## AIM OF THE TASK
In your copy, reproduce the entries exactly as they are, minus the images.

[Saved data entries]
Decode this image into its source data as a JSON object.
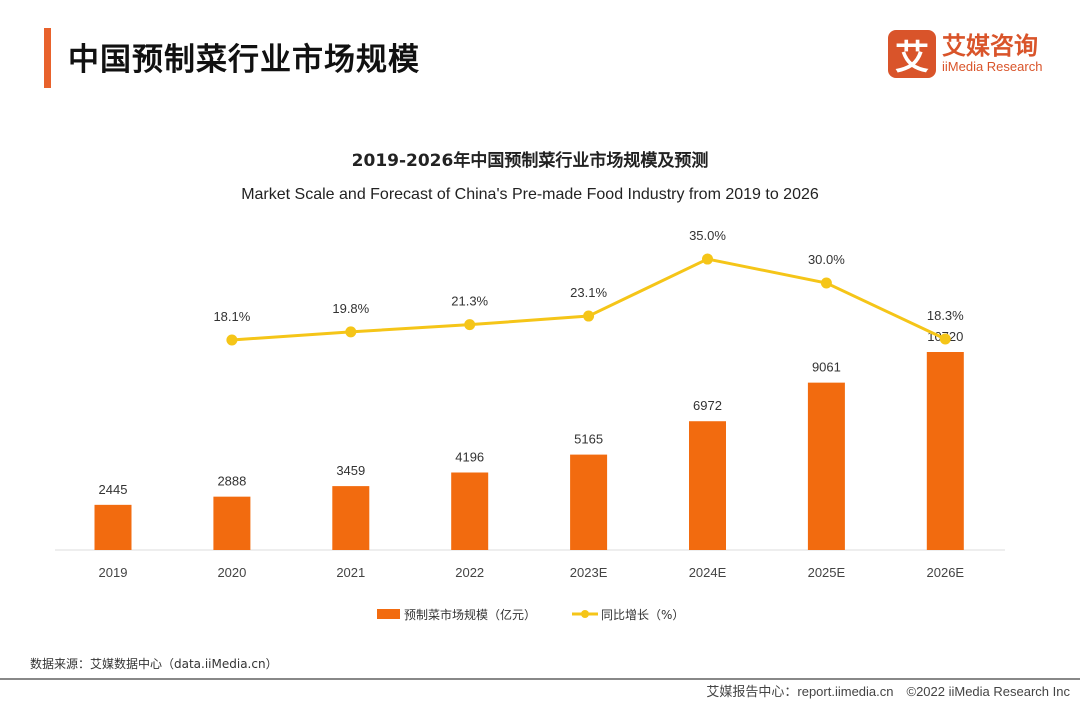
{
  "header": {
    "title": "中国预制菜行业市场规模"
  },
  "logo": {
    "mark": "艾",
    "cn": "艾媒咨询",
    "en": "iiMedia Research"
  },
  "chart_data": {
    "type": "bar+line",
    "title": "2019-2026年中国预制菜行业市场规模及预测",
    "subtitle": "Market Scale and Forecast of China's Pre-made Food Industry from 2019 to 2026",
    "categories": [
      "2019",
      "2020",
      "2021",
      "2022",
      "2023E",
      "2024E",
      "2025E",
      "2026E"
    ],
    "series": [
      {
        "name": "预制菜市场规模（亿元）",
        "type": "bar",
        "color": "#f26b0f",
        "values": [
          2445,
          2888,
          3459,
          4196,
          5165,
          6972,
          9061,
          10720
        ],
        "labels": [
          "2445",
          "2888",
          "3459",
          "4196",
          "5165",
          "6972",
          "9061",
          "10720"
        ]
      },
      {
        "name": "同比增长（%）",
        "type": "line",
        "color": "#f5c518",
        "values": [
          null,
          18.1,
          19.8,
          21.3,
          23.1,
          35.0,
          30.0,
          18.3
        ],
        "labels": [
          "",
          "18.1%",
          "19.8%",
          "21.3%",
          "23.1%",
          "35.0%",
          "30.0%",
          "18.3%"
        ]
      }
    ],
    "legend": "bottom",
    "grid": false
  },
  "source": "数据来源：艾媒数据中心（data.iiMedia.cn）",
  "footer": "艾媒报告中心：report.iimedia.cn　©2022  iiMedia Research  Inc"
}
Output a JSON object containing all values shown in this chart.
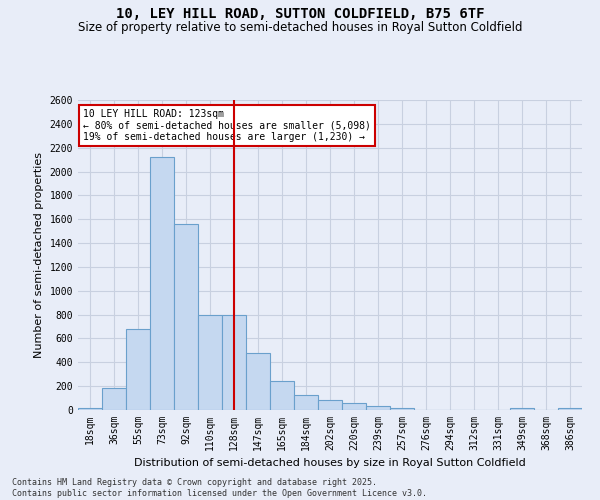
{
  "title": "10, LEY HILL ROAD, SUTTON COLDFIELD, B75 6TF",
  "subtitle": "Size of property relative to semi-detached houses in Royal Sutton Coldfield",
  "xlabel": "Distribution of semi-detached houses by size in Royal Sutton Coldfield",
  "ylabel": "Number of semi-detached properties",
  "categories": [
    "18sqm",
    "36sqm",
    "55sqm",
    "73sqm",
    "92sqm",
    "110sqm",
    "128sqm",
    "147sqm",
    "165sqm",
    "184sqm",
    "202sqm",
    "220sqm",
    "239sqm",
    "257sqm",
    "276sqm",
    "294sqm",
    "312sqm",
    "331sqm",
    "349sqm",
    "368sqm",
    "386sqm"
  ],
  "values": [
    15,
    185,
    680,
    2120,
    1560,
    800,
    800,
    480,
    240,
    130,
    80,
    60,
    35,
    20,
    0,
    0,
    0,
    0,
    20,
    0,
    15
  ],
  "bar_color": "#c5d8f0",
  "bar_edge_color": "#6aa0cc",
  "vline_x": 6,
  "vline_color": "#cc0000",
  "ylim": [
    0,
    2600
  ],
  "yticks": [
    0,
    200,
    400,
    600,
    800,
    1000,
    1200,
    1400,
    1600,
    1800,
    2000,
    2200,
    2400,
    2600
  ],
  "annotation_title": "10 LEY HILL ROAD: 123sqm",
  "annotation_line1": "← 80% of semi-detached houses are smaller (5,098)",
  "annotation_line2": "19% of semi-detached houses are larger (1,230) →",
  "annotation_box_color": "#cc0000",
  "footer_line1": "Contains HM Land Registry data © Crown copyright and database right 2025.",
  "footer_line2": "Contains public sector information licensed under the Open Government Licence v3.0.",
  "bg_color": "#e8edf8",
  "plot_bg_color": "#e8edf8",
  "grid_color": "#c8d0e0",
  "title_fontsize": 10,
  "subtitle_fontsize": 8.5,
  "tick_fontsize": 7,
  "label_fontsize": 8,
  "footer_fontsize": 6
}
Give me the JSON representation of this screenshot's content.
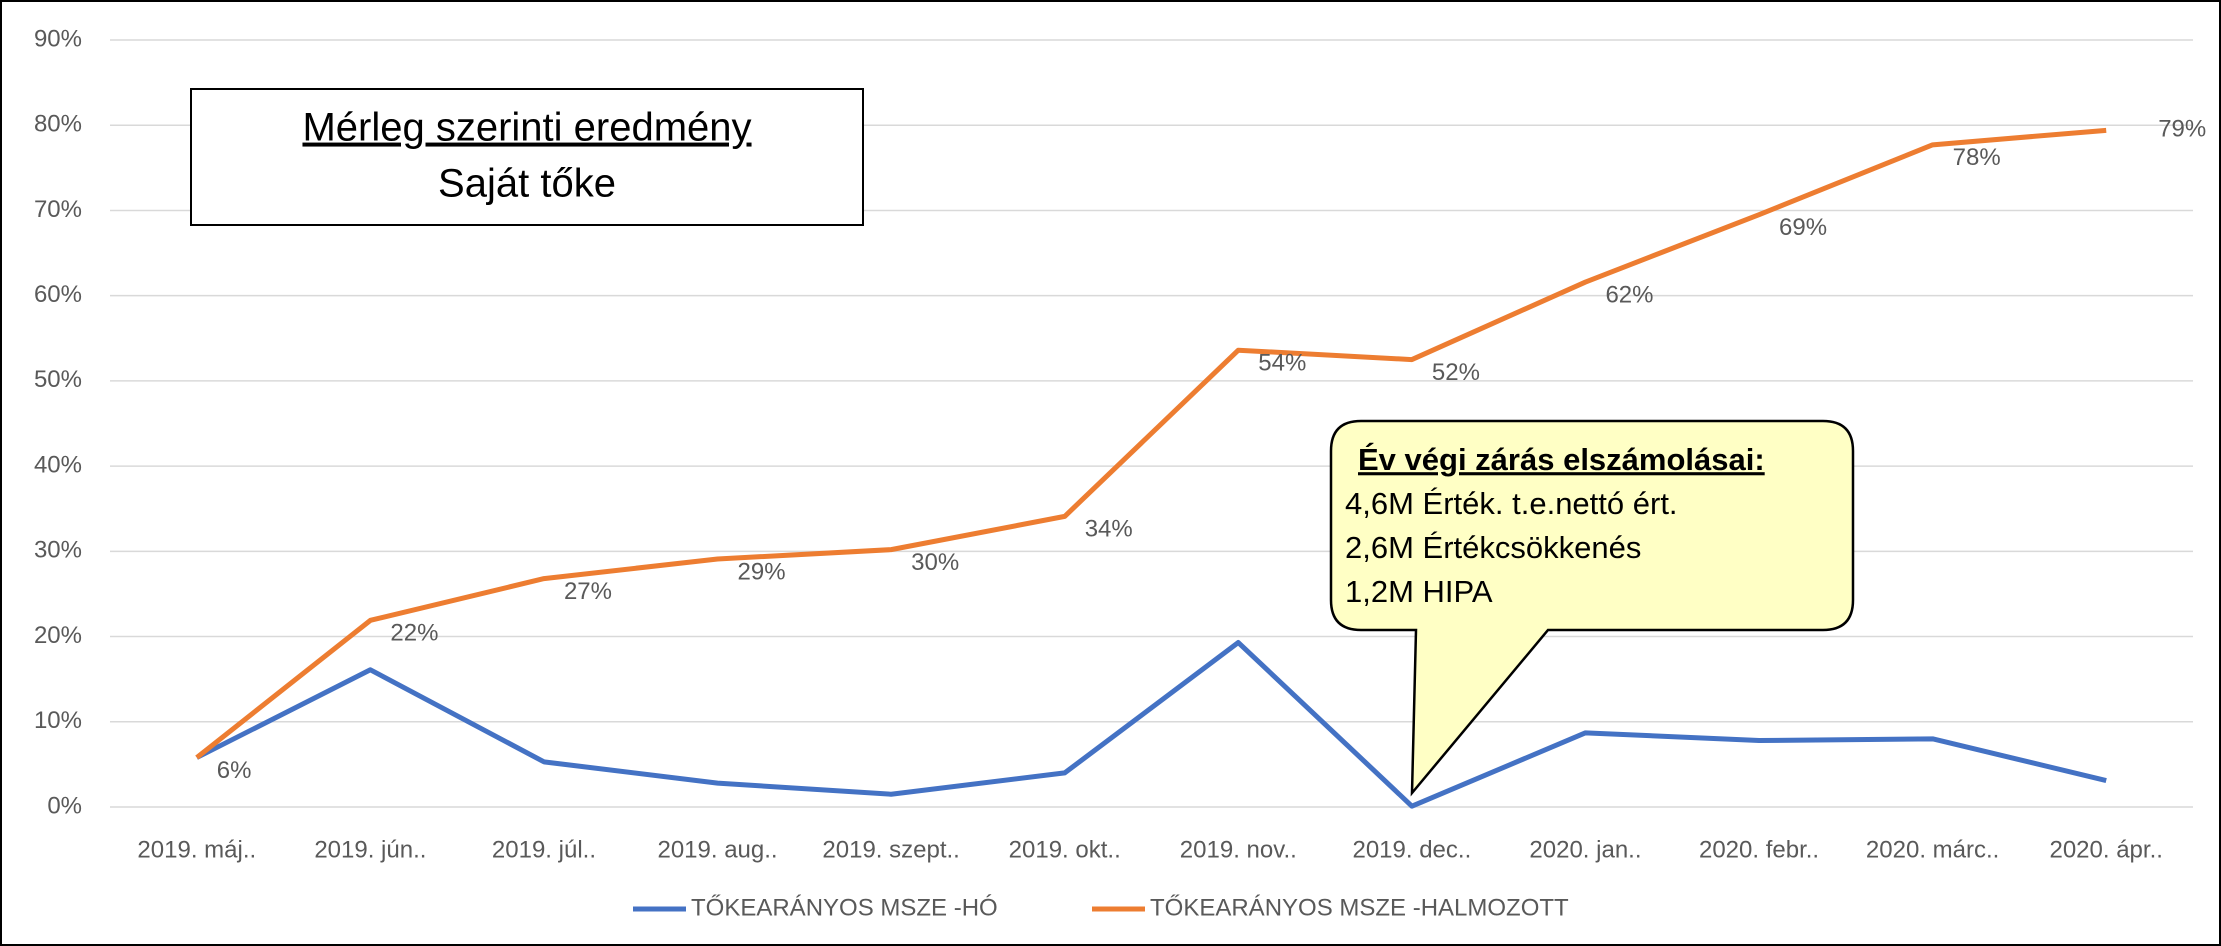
{
  "chart_data": {
    "type": "line",
    "categories": [
      "2019. máj..",
      "2019. jún..",
      "2019. júl..",
      "2019. aug..",
      "2019. szept..",
      "2019. okt..",
      "2019. nov..",
      "2019. dec..",
      "2020. jan..",
      "2020. febr..",
      "2020. márc..",
      "2020. ápr.."
    ],
    "series": [
      {
        "name": "TŐKEARÁNYOS MSZE -HÓ",
        "color": "#4472c4",
        "values": [
          5.8,
          16.1,
          5.3,
          2.8,
          1.5,
          4.0,
          19.3,
          0.1,
          8.7,
          7.8,
          8.0,
          3.1
        ]
      },
      {
        "name": "TŐKEARÁNYOS MSZE -HALMOZOTT",
        "color": "#ed7d31",
        "values": [
          5.8,
          21.9,
          26.8,
          29.1,
          30.2,
          34.1,
          53.6,
          52.5,
          61.6,
          69.5,
          77.7,
          79.4
        ],
        "value_labels": [
          "6%",
          "22%",
          "27%",
          "29%",
          "30%",
          "34%",
          "54%",
          "52%",
          "62%",
          "69%",
          "78%",
          "79%"
        ]
      }
    ],
    "ylim": [
      0,
      90
    ],
    "yticks": [
      {
        "value": 0,
        "label": "0%"
      },
      {
        "value": 10,
        "label": "10%"
      },
      {
        "value": 20,
        "label": "20%"
      },
      {
        "value": 30,
        "label": "30%"
      },
      {
        "value": 40,
        "label": "40%"
      },
      {
        "value": 50,
        "label": "50%"
      },
      {
        "value": 60,
        "label": "60%"
      },
      {
        "value": 70,
        "label": "70%"
      },
      {
        "value": 80,
        "label": "80%"
      },
      {
        "value": 90,
        "label": "90%"
      }
    ],
    "grid": true,
    "legend": "bottom",
    "annotations": {
      "title": "Mérleg szerinti eredmény",
      "subtitle": "Saját tőke",
      "callout": {
        "heading": "Év végi zárás elszámolásai:",
        "lines": [
          "4,6M Érték. t.e.nettó ért.",
          "2,6M Értékcsökkenés",
          "1,2M HIPA"
        ]
      }
    }
  }
}
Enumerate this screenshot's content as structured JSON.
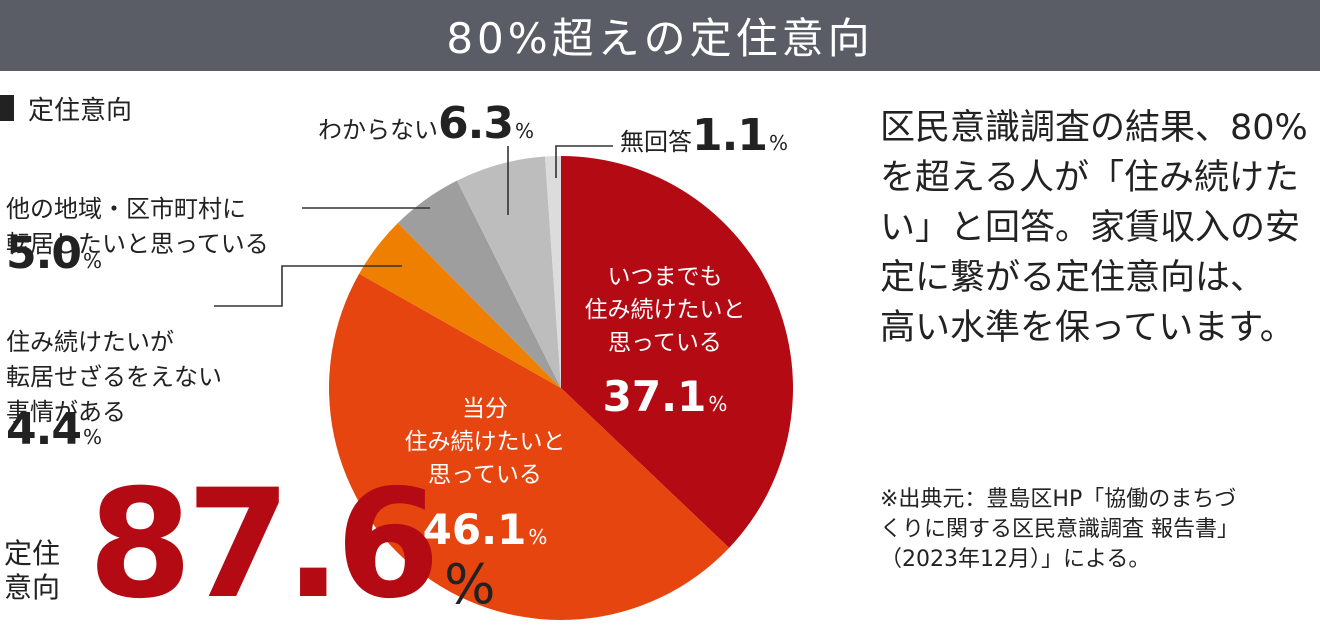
{
  "header": {
    "title": "80%超えの定住意向"
  },
  "section_label": "定住意向",
  "chart_data": {
    "type": "pie",
    "title": "定住意向",
    "start_angle_deg": 0,
    "direction": "clockwise",
    "slices": [
      {
        "label": "いつまでも\n住み続けたいと\n思っている",
        "value": 37.1,
        "value_text": "37.1",
        "color": "#b30a14"
      },
      {
        "label": "当分\n住み続けたいと\n思っている",
        "value": 46.1,
        "value_text": "46.1",
        "color": "#e6450f"
      },
      {
        "label": "住み続けたいが\n転居せざるをえない\n事情がある",
        "value": 4.4,
        "value_text": "4.4",
        "color": "#ef7f00"
      },
      {
        "label": "他の地域・区市町村に\n転居したいと思っている",
        "value": 5.0,
        "value_text": "5.0",
        "color": "#9e9e9e"
      },
      {
        "label": "わからない",
        "value": 6.3,
        "value_text": "6.3",
        "color": "#bdbdbd"
      },
      {
        "label": "無回答",
        "value": 1.1,
        "value_text": "1.1",
        "color": "#dcdcdc"
      }
    ],
    "percent_sign": "%"
  },
  "total": {
    "label_line1": "定住",
    "label_line2": "意向",
    "value": "87.6",
    "percent_sign": "%"
  },
  "description": "区民意識調査の結果、80%\nを超える人が「住み続けた\nい」と回答。家賃収入の安\n定に繋がる定住意向は、\n高い水準を保っています。",
  "source": "※出典元：豊島区HP「協働のまちづ\nくりに関する区民意識調査 報告書」\n（2023年12月）」による。",
  "colors": {
    "header_bg": "#5a5d66",
    "accent_red": "#b30a14"
  }
}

## SOLUTION TO THIS PROBLEM
Decode this image into its source data as a JSON object.
{
  "header": {
    "title": "中国预制菜行业市场规模"
  },
  "logo": {
    "mark": "艾",
    "cn": "艾媒咨询",
    "en": "iiMedia Research"
  },
  "chart_data": {
    "type": "bar+line",
    "title": "2019-2026年中国预制菜行业市场规模及预测",
    "subtitle": "Market Scale and Forecast of China's Pre-made Food Industry from 2019 to 2026",
    "categories": [
      "2019",
      "2020",
      "2021",
      "2022",
      "2023E",
      "2024E",
      "2025E",
      "2026E"
    ],
    "series": [
      {
        "name": "预制菜市场规模（亿元）",
        "type": "bar",
        "color": "#f26b0f",
        "values": [
          2445,
          2888,
          3459,
          4196,
          5165,
          6972,
          9061,
          10720
        ],
        "labels": [
          "2445",
          "2888",
          "3459",
          "4196",
          "5165",
          "6972",
          "9061",
          "10720"
        ]
      },
      {
        "name": "同比增长（%）",
        "type": "line",
        "color": "#f5c518",
        "values": [
          null,
          18.1,
          19.8,
          21.3,
          23.1,
          35.0,
          30.0,
          18.3
        ],
        "labels": [
          "",
          "18.1%",
          "19.8%",
          "21.3%",
          "23.1%",
          "35.0%",
          "30.0%",
          "18.3%"
        ]
      }
    ],
    "legend": "bottom",
    "grid": false
  },
  "source": "数据来源：艾媒数据中心（data.iiMedia.cn）",
  "footer": "艾媒报告中心：report.iimedia.cn　©2022  iiMedia Research  Inc"
}
Output a JSON object containing all values shown in this chart.
{
  "title": "10, LEY HILL ROAD, SUTTON COLDFIELD, B75 6TF",
  "subtitle": "Size of property relative to semi-detached houses in Royal Sutton Coldfield",
  "xlabel": "Distribution of semi-detached houses by size in Royal Sutton Coldfield",
  "ylabel": "Number of semi-detached properties",
  "categories": [
    "18sqm",
    "36sqm",
    "55sqm",
    "73sqm",
    "92sqm",
    "110sqm",
    "128sqm",
    "147sqm",
    "165sqm",
    "184sqm",
    "202sqm",
    "220sqm",
    "239sqm",
    "257sqm",
    "276sqm",
    "294sqm",
    "312sqm",
    "331sqm",
    "349sqm",
    "368sqm",
    "386sqm"
  ],
  "values": [
    15,
    185,
    680,
    2120,
    1560,
    800,
    800,
    480,
    240,
    130,
    80,
    60,
    35,
    20,
    0,
    0,
    0,
    0,
    20,
    0,
    15
  ],
  "bar_color": "#c5d8f0",
  "bar_edge_color": "#6aa0cc",
  "vline_x": 6,
  "vline_color": "#cc0000",
  "ylim": [
    0,
    2600
  ],
  "yticks": [
    0,
    200,
    400,
    600,
    800,
    1000,
    1200,
    1400,
    1600,
    1800,
    2000,
    2200,
    2400,
    2600
  ],
  "annotation_title": "10 LEY HILL ROAD: 123sqm",
  "annotation_line1": "← 80% of semi-detached houses are smaller (5,098)",
  "annotation_line2": "19% of semi-detached houses are larger (1,230) →",
  "annotation_box_color": "#cc0000",
  "footer_line1": "Contains HM Land Registry data © Crown copyright and database right 2025.",
  "footer_line2": "Contains public sector information licensed under the Open Government Licence v3.0.",
  "bg_color": "#e8edf8",
  "plot_bg_color": "#e8edf8",
  "grid_color": "#c8d0e0",
  "title_fontsize": 10,
  "subtitle_fontsize": 8.5,
  "tick_fontsize": 7,
  "label_fontsize": 8,
  "footer_fontsize": 6
}
Give me the JSON representation of this screenshot's content.
{
  "chart_data": {
    "type": "line",
    "categories": [
      "2019. máj..",
      "2019. jún..",
      "2019. júl..",
      "2019. aug..",
      "2019. szept..",
      "2019. okt..",
      "2019. nov..",
      "2019. dec..",
      "2020. jan..",
      "2020. febr..",
      "2020. márc..",
      "2020. ápr.."
    ],
    "series": [
      {
        "name": "TŐKEARÁNYOS MSZE -HÓ",
        "color": "#4472c4",
        "values": [
          5.8,
          16.1,
          5.3,
          2.8,
          1.5,
          4.0,
          19.3,
          0.1,
          8.7,
          7.8,
          8.0,
          3.1
        ]
      },
      {
        "name": "TŐKEARÁNYOS MSZE -HALMOZOTT",
        "color": "#ed7d31",
        "values": [
          5.8,
          21.9,
          26.8,
          29.1,
          30.2,
          34.1,
          53.6,
          52.5,
          61.6,
          69.5,
          77.7,
          79.4
        ],
        "value_labels": [
          "6%",
          "22%",
          "27%",
          "29%",
          "30%",
          "34%",
          "54%",
          "52%",
          "62%",
          "69%",
          "78%",
          "79%"
        ]
      }
    ],
    "ylim": [
      0,
      90
    ],
    "yticks": [
      {
        "value": 0,
        "label": "0%"
      },
      {
        "value": 10,
        "label": "10%"
      },
      {
        "value": 20,
        "label": "20%"
      },
      {
        "value": 30,
        "label": "30%"
      },
      {
        "value": 40,
        "label": "40%"
      },
      {
        "value": 50,
        "label": "50%"
      },
      {
        "value": 60,
        "label": "60%"
      },
      {
        "value": 70,
        "label": "70%"
      },
      {
        "value": 80,
        "label": "80%"
      },
      {
        "value": 90,
        "label": "90%"
      }
    ],
    "grid": true,
    "legend": "bottom",
    "annotations": {
      "title": "Mérleg szerinti eredmény",
      "subtitle": "Saját tőke",
      "callout": {
        "heading": "Év végi zárás elszámolásai:",
        "lines": [
          "4,6M Érték. t.e.nettó ért.",
          "2,6M Értékcsökkenés",
          "1,2M HIPA"
        ]
      }
    }
  }
}
Enumerate this screenshot's content as structured JSON.
{
  "header": {
    "title": "80%超えの定住意向"
  },
  "section_label": "定住意向",
  "chart_data": {
    "type": "pie",
    "title": "定住意向",
    "start_angle_deg": 0,
    "direction": "clockwise",
    "slices": [
      {
        "label": "いつまでも\n住み続けたいと\n思っている",
        "value": 37.1,
        "value_text": "37.1",
        "color": "#b30a14"
      },
      {
        "label": "当分\n住み続けたいと\n思っている",
        "value": 46.1,
        "value_text": "46.1",
        "color": "#e6450f"
      },
      {
        "label": "住み続けたいが\n転居せざるをえない\n事情がある",
        "value": 4.4,
        "value_text": "4.4",
        "color": "#ef7f00"
      },
      {
        "label": "他の地域・区市町村に\n転居したいと思っている",
        "value": 5.0,
        "value_text": "5.0",
        "color": "#9e9e9e"
      },
      {
        "label": "わからない",
        "value": 6.3,
        "value_text": "6.3",
        "color": "#bdbdbd"
      },
      {
        "label": "無回答",
        "value": 1.1,
        "value_text": "1.1",
        "color": "#dcdcdc"
      }
    ],
    "percent_sign": "%"
  },
  "total": {
    "label_line1": "定住",
    "label_line2": "意向",
    "value": "87.6",
    "percent_sign": "%"
  },
  "description": "区民意識調査の結果、80%\nを超える人が「住み続けた\nい」と回答。家賃収入の安\n定に繋がる定住意向は、\n高い水準を保っています。",
  "source": "※出典元：豊島区HP「協働のまちづ\nくりに関する区民意識調査 報告書」\n（2023年12月）」による。",
  "colors": {
    "header_bg": "#5a5d66",
    "accent_red": "#b30a14"
  }
}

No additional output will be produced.